* _Objective_:
Write every line of the material out exactly as shown.

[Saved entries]
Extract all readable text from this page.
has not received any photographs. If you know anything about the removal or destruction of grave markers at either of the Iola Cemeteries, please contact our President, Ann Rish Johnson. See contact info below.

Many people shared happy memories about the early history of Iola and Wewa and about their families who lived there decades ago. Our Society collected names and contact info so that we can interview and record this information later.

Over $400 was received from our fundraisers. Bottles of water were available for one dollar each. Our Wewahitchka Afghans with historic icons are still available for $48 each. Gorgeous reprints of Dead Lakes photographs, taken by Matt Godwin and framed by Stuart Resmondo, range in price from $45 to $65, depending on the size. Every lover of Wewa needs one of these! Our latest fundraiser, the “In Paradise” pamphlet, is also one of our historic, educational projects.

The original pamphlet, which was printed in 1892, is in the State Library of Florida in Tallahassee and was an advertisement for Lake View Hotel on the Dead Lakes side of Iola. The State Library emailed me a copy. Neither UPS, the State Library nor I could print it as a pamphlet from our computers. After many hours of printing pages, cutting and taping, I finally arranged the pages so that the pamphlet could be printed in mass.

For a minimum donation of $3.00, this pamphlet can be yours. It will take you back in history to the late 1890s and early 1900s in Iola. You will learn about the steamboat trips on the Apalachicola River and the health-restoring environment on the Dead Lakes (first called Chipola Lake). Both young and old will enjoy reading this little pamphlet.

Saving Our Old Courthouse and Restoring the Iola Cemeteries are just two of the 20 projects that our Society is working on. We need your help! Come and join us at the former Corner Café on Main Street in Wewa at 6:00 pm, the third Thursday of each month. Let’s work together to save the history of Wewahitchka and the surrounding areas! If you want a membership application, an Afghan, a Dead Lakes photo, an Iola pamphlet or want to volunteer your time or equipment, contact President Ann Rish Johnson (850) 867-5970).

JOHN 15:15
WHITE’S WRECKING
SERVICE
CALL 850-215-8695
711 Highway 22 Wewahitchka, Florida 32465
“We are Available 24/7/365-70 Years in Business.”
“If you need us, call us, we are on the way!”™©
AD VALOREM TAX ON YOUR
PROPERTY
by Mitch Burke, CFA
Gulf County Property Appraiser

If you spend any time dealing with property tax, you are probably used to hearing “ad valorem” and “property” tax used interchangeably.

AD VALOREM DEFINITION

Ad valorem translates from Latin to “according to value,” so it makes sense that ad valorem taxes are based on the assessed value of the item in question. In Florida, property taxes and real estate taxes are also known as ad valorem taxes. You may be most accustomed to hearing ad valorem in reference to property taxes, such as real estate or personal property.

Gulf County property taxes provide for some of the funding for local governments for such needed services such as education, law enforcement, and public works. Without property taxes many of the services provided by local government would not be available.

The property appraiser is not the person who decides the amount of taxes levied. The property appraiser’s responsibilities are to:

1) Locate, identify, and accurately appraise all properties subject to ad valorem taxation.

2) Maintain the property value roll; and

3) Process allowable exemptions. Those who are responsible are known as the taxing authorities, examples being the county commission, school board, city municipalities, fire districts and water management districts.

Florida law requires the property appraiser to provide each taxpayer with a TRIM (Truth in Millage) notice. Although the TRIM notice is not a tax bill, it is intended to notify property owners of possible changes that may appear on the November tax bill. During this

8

* _Completed task_:
Extract all readable text from this page.
has not received any photographs. If you know anything about the removal or destruction of grave markers at either of the Iola Cemeteries, please contact our President, Ann Rish Johnson. See contact info below.

Many people shared happy memories about the early history of Iola and Wewa and about their families who lived there decades ago. Our Society collected names and contact info so that we can interview and record this information later.

Over $400 was received from our fundraisers. Bottles of water were available for one dollar each. Our Wewahitchka Afghans with historic icons are still available for $48 each. Gorgeous reprints of Dead Lakes photographs, taken by Matt Godwin and framed by Stuart Resmondo, range in price from $45 to $65, depending on the size. Every lover of Wewa needs one of these! Our latest fundraiser, the “In Paradise” pamphlet, is also one of our historic, educational projects.

The original pamphlet, which was printed in 1892, is in the State Library of Florida in Tallahassee and was an advertisement for Lake View Hotel on the Dead Lakes side of Iola. The State Library emailed me a copy. Neither UPS, the State Library nor I could print it as a pamphlet from our computers. After many hours of printing pages, cutting and taping, I finally arranged the pages so that the pamphlet could be printed in mass.

For a minimum donation of $3.00, this pamphlet can be yours. It will take you back in history to the late 1890s and early 1900s in Iola. You will learn about the steamboat trips on the Apalachicola River and the health-restoring environment on the Dead Lakes (first called Chipola Lake). Both young and old will enjoy reading this little pamphlet.

Saving Our Old Courthouse and Restoring the Iola Cemeteries are just two of the 20 projects that our Society is working on. We need your help! Come and join us at the former Corner Café on Main Street in Wewa at 6:00 pm, the third Thursday of each month. Let’s work together to save the history of Wewahitchka and the surrounding areas! If you want a membership application, an Afghan, a Dead Lakes photo, an Iola pamphlet or want to volunteer your time or equipment, contact President Ann Rish Johnson (850) 867-5970).

JOHN 15:15
WHITE’S WRECKING
SERVICE
CALL 850-215-8695
711 Highway 22 Wewahitchka, Florida 32465
“We are Available 24/7/365-70 Years in Business.”
“If you need us, call us, we are on the way!”™©
AD VALOREM TAX ON YOUR
PROPERTY
by Mitch Burke, CFA
Gulf County Property Appraiser

If you spend any time dealing with property tax, you are probably used to hearing “ad valorem” and “property” tax used interchangeably.

AD VALOREM DEFINITION

Ad valorem translates from Latin to “according to value,” so it makes sense that ad valorem taxes are based on the assessed value of the item in question. In Florida, property taxes and real estate taxes are also known as ad valorem taxes. You may be most accustomed to hearing ad valorem in reference to property taxes, such as real estate or personal property.

Gulf County property taxes provide for some of the funding for local governments for such needed services such as education, law enforcement, and public works. Without property taxes many of the services provided by local government would not be available.

The property appraiser is not the person who decides the amount of taxes levied. The property appraiser’s responsibilities are to:

1) Locate, identify, and accurately appraise all properties subject to ad valorem taxation.

2) Maintain the property value roll; and

3) Process allowable exemptions. Those who are responsible are known as the taxing authorities, examples being the county commission, school board, city municipalities, fire districts and water management districts.

Florida law requires the property appraiser to provide each taxpayer with a TRIM (Truth in Millage) notice. Although the TRIM notice is not a tax bill, it is intended to notify property owners of possible changes that may appear on the November tax bill. During this

8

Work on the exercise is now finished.